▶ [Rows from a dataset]
====

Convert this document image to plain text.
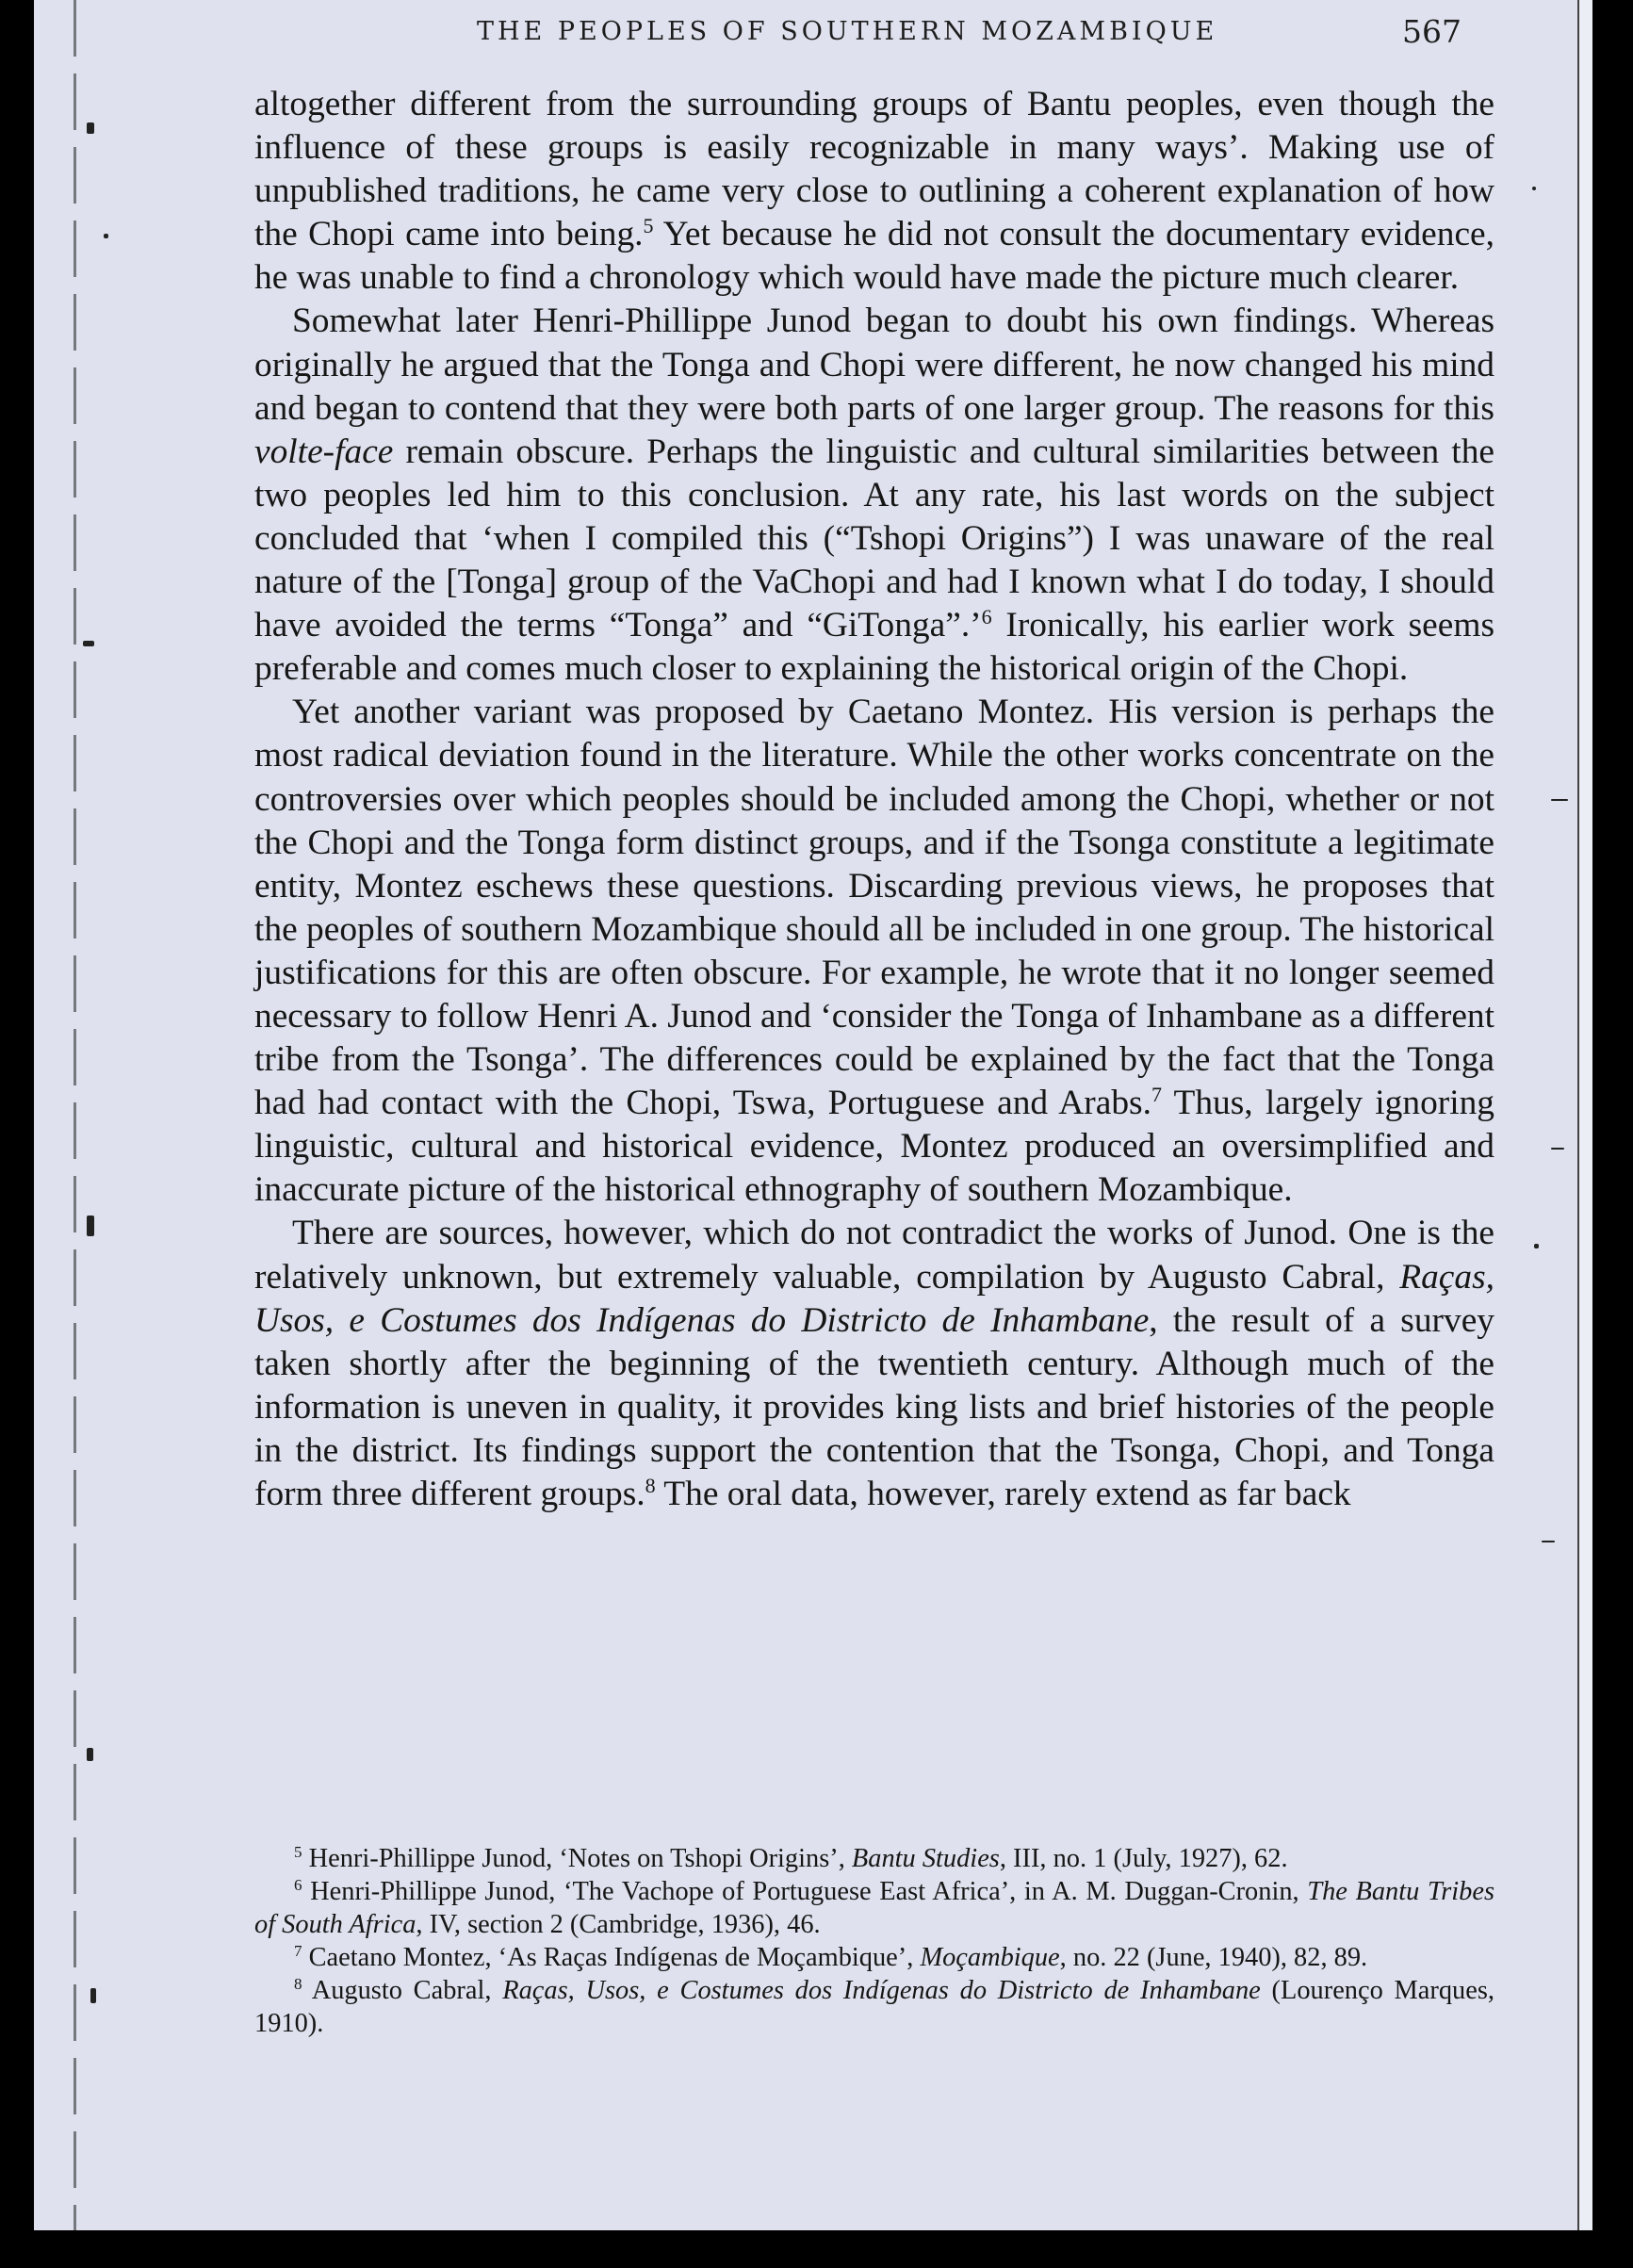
THE PEOPLES OF SOUTHERN MOZAMBIQUE	567

altogether different from the surrounding groups of Bantu peoples, even though the influence of these groups is easily recognizable in many ways’. Making use of unpublished traditions, he came very close to outlining a coherent explanation of how the Chopi came into being.$^5$ Yet because he did not consult the documentary evidence, he was unable to find a chronology which would have made the picture much clearer.

Somewhat later Henri-Phillippe Junod began to doubt his own findings. Whereas originally he argued that the Tonga and Chopi were different, he now changed his mind and began to contend that they were both parts of one larger group. The reasons for this volte-face remain obscure. Perhaps the linguistic and cultural similarities between the two peoples led him to this conclusion. At any rate, his last words on the subject concluded that ‘when I compiled this (“Tshopi Origins”) I was unaware of the real nature of the [Tonga] group of the VaChopi and had I known what I do today, I should have avoided the terms “Tonga” and “GiTonga”.’$^6$ Ironically, his earlier work seems preferable and comes much closer to explaining the historical origin of the Chopi.

Yet another variant was proposed by Caetano Montez. His version is perhaps the most radical deviation found in the literature. While the other works concentrate on the controversies over which peoples should be included among the Chopi, whether or not the Chopi and the Tonga form distinct groups, and if the Tsonga constitute a legitimate entity, Montez eschews these questions. Discarding previous views, he proposes that the peoples of southern Mozambique should all be included in one group. The historical justifications for this are often obscure. For example, he wrote that it no longer seemed necessary to follow Henri A. Junod and ‘consider the Tonga of Inhambane as a different tribe from the Tsonga’. The differences could be explained by the fact that the Tonga had had contact with the Chopi, Tswa, Portuguese and Arabs.$^7$ Thus, largely ignoring linguistic, cultural and historical evidence, Montez produced an oversimplified and inaccurate picture of the historical ethnography of southern Mozambique.

There are sources, however, which do not contradict the works of Junod. One is the relatively unknown, but extremely valuable, compilation by Augusto Cabral, Raças, Usos, e Costumes dos Indígenas do Districto de Inhambane, the result of a survey taken shortly after the beginning of the twentieth century. Although much of the information is uneven in quality, it provides king lists and brief histories of the people in the district. Its findings support the contention that the Tsonga, Chopi, and Tonga form three different groups.$^8$ The oral data, however, rarely extend as far back

$^5$ Henri-Phillippe Junod, ‘Notes on Tshopi Origins’, Bantu Studies, III, no. 1 (July, 1927), 62.

$^6$ Henri-Phillippe Junod, ‘The Vachope of Portuguese East Africa’, in A. M. Duggan-Cronin, The Bantu Tribes of South Africa, IV, section 2 (Cambridge, 1936), 46.

$^7$ Caetano Montez, ‘As Raças Indígenas de Moçambique’, Moçambique, no. 22 (June, 1940), 82, 89.

$^8$ Augusto Cabral, Raças, Usos, e Costumes dos Indígenas do Districto de Inhambane (Lourenço Marques, 1910).
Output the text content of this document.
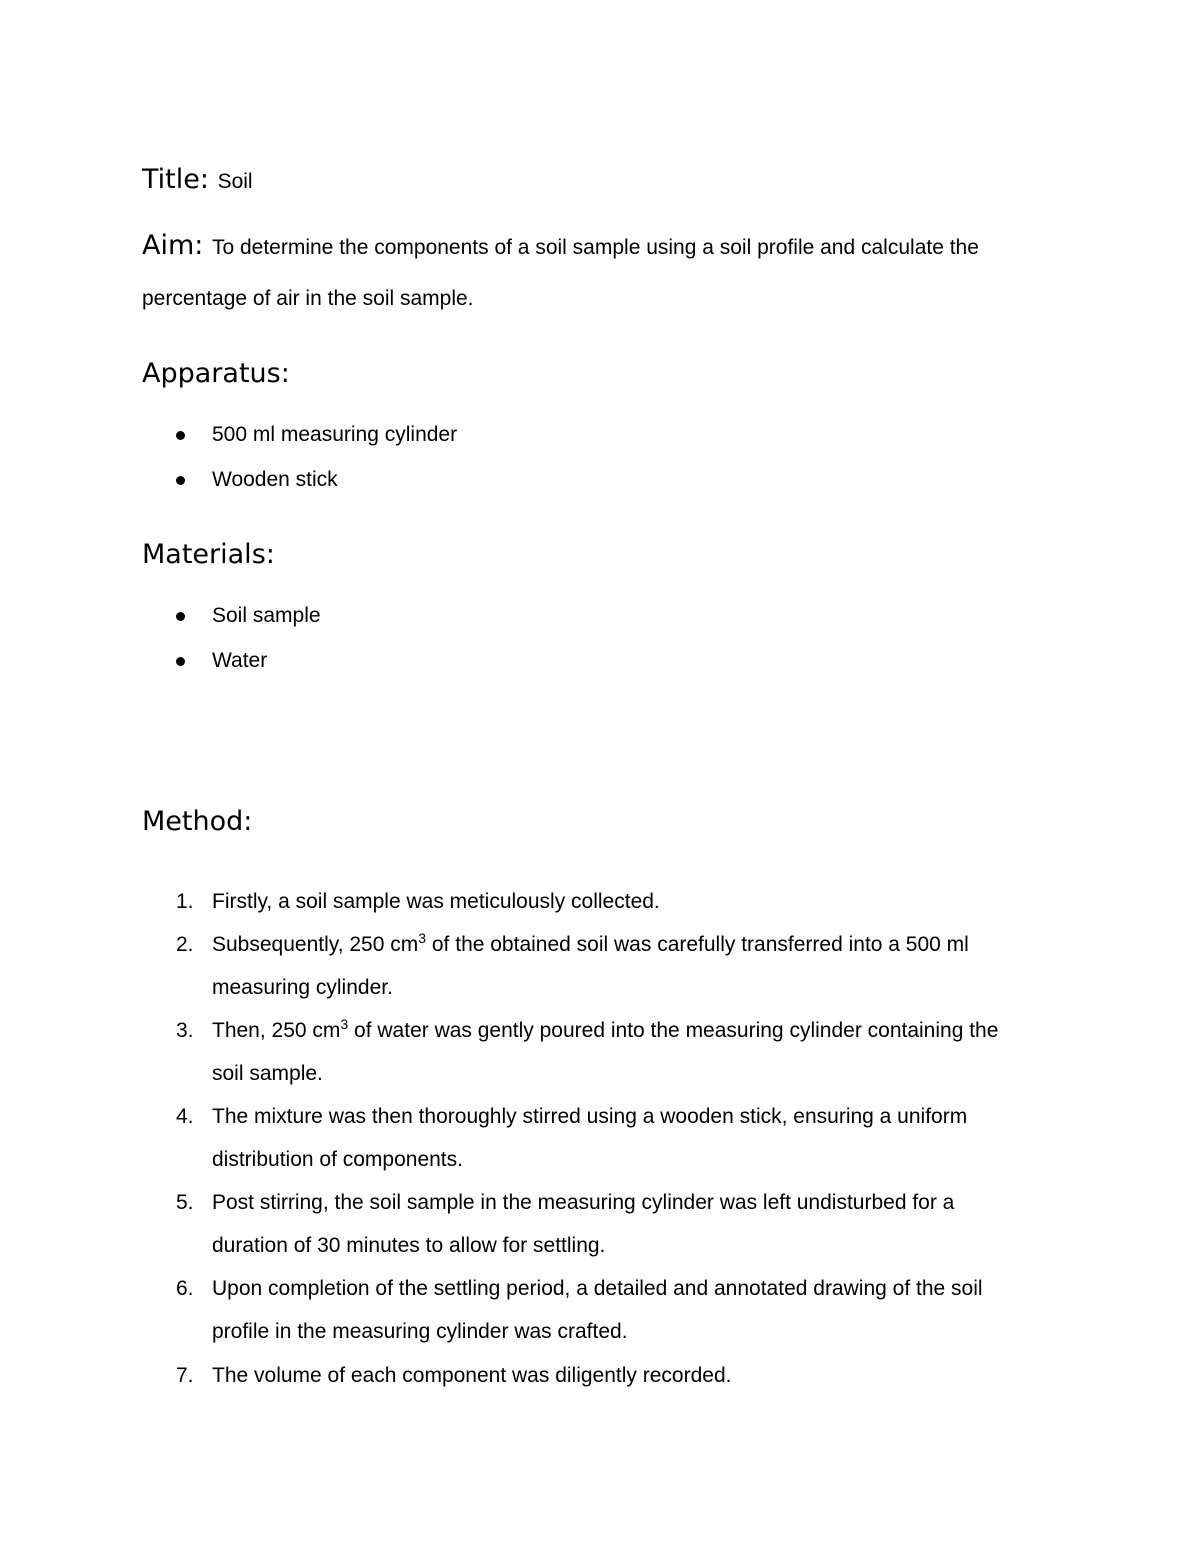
Title: Soil
Aim: To determine the components of a soil sample using a soil profile and calculate the
percentage of air in the soil sample.
Apparatus:
500 ml measuring cylinder
Wooden stick
Materials:
Soil sample
Water
Method:
1. Firstly, a soil sample was meticulously collected.
2. Subsequently, 250 $cm^3$ of the obtained soil was carefully transferred into a 500 ml
measuring cylinder.
3. Then, 250 $cm^3$ of water was gently poured into the measuring cylinder containing the
soil sample.
4. The mixture was then thoroughly stirred using a wooden stick, ensuring a uniform
distribution of components.
5. Post stirring, the soil sample in the measuring cylinder was left undisturbed for a
duration of 30 minutes to allow for settling.
6. Upon completion of the settling period, a detailed and annotated drawing of the soil
profile in the measuring cylinder was crafted.
7. The volume of each component was diligently recorded.
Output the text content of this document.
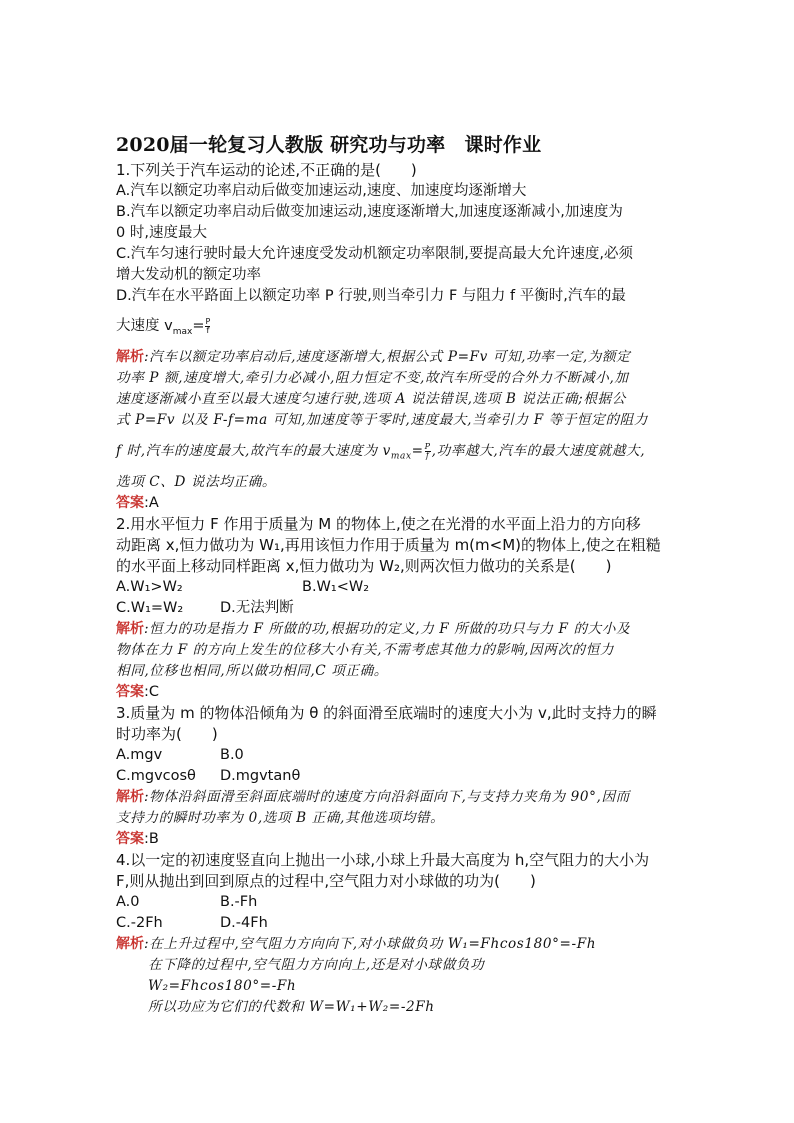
2020届一轮复习人教版 研究功与功率　课时作业
1.下列关于汽车运动的论述,不正确的是(　　)
A.汽车以额定功率启动后做变加速运动,速度、加速度均逐渐增大
B.汽车以额定功率启动后做变加速运动,速度逐渐增大,加速度逐渐减小,加速度为
0 时,速度最大
C.汽车匀速行驶时最大允许速度受发动机额定功率限制,要提高最大允许速度,必须
增大发动机的额定功率
D.汽车在水平路面上以额定功率 P 行驶,则当牵引力 F 与阻力 f 平衡时,汽车的最
大速度 $v_{max}= \frac{P}{f}$
解析:汽车以额定功率启动后,速度逐渐增大,根据公式 P=Fv 可知,功率一定,为额定
功率 P 额,速度增大,牵引力必减小,阻力恒定不变,故汽车所受的合外力不断减小,加
速度逐渐减小直至以最大速度匀速行驶,选项 A 说法错误,选项 B 说法正确;根据公
式 P=Fv 以及 F-f=ma 可知,加速度等于零时,速度最大,当牵引力 F 等于恒定的阻力
f 时,汽车的速度最大,故汽车的最大速度为 $v_{max}= \frac{P}{f}$ ,功率越大,汽车的最大速度就越大,
选项 C、D 说法均正确。
答案:A
2.用水平恒力 F 作用于质量为 M 的物体上,使之在光滑的水平面上沿力的方向移
动距离 x,恒力做功为 W₁,再用该恒力作用于质量为 m(m<M)的物体上,使之在粗糙
的水平面上移动同样距离 x,恒力做功为 W₂,则两次恒力做功的关系是(　　)
A.W₁>W₂	B.W₁<W₂
C.W₁=W₂	D.无法判断
解析:恒力的功是指力 F 所做的功,根据功的定义,力 F 所做的功只与力 F 的大小及
物体在力 F 的方向上发生的位移大小有关,不需考虑其他力的影响,因两次的恒力
相同,位移也相同,所以做功相同,C 项正确。
答案:C
3.质量为 m 的物体沿倾角为 θ 的斜面滑至底端时的速度大小为 v,此时支持力的瞬
时功率为(　　)
A.mgv	B.0
C.mgvcosθ D.mgvtanθ
解析:物体沿斜面滑至斜面底端时的速度方向沿斜面向下,与支持力夹角为 90°,因而
支持力的瞬时功率为 0,选项 B 正确,其他选项均错。
答案:B
4.以一定的初速度竖直向上抛出一小球,小球上升最大高度为 h,空气阻力的大小为
F,则从抛出到回到原点的过程中,空气阻力对小球做的功为(　　)
A.0	B.-Fh
C.-2Fh	D.-4Fh
解析:在上升过程中,空气阻力方向向下,对小球做负功 W₁=Fhcos180°=-Fh
在下降的过程中,空气阻力方向向上,还是对小球做负功
W₂=Fhcos180°=-Fh
所以功应为它们的代数和 W=W₁+W₂=-2Fh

====

▶ [What is required] Search the data for "Costumes". Copy every matching line.

▶ [Reply to the exercise]
There are sources, however, which do not contradict the works of Junod. One is the relatively unknown, but extremely valuable, compilation by Augusto Cabral, Raças, Usos, e Costumes dos Indígenas do Districto de Inhambane, the result of a survey taken shortly after the beginning of the twentieth century. Although much of the information is uneven in quality, it provides king lists and brief histories of the people in the district. Its findings support the contention that the Tsonga, Chopi, and Tonga form three different groups.$^8$ The oral data, however, rarely extend as far back
$^8$ Augusto Cabral, Raças, Usos, e Costumes dos Indígenas do Districto de Inhambane (Lourenço Marques, 1910).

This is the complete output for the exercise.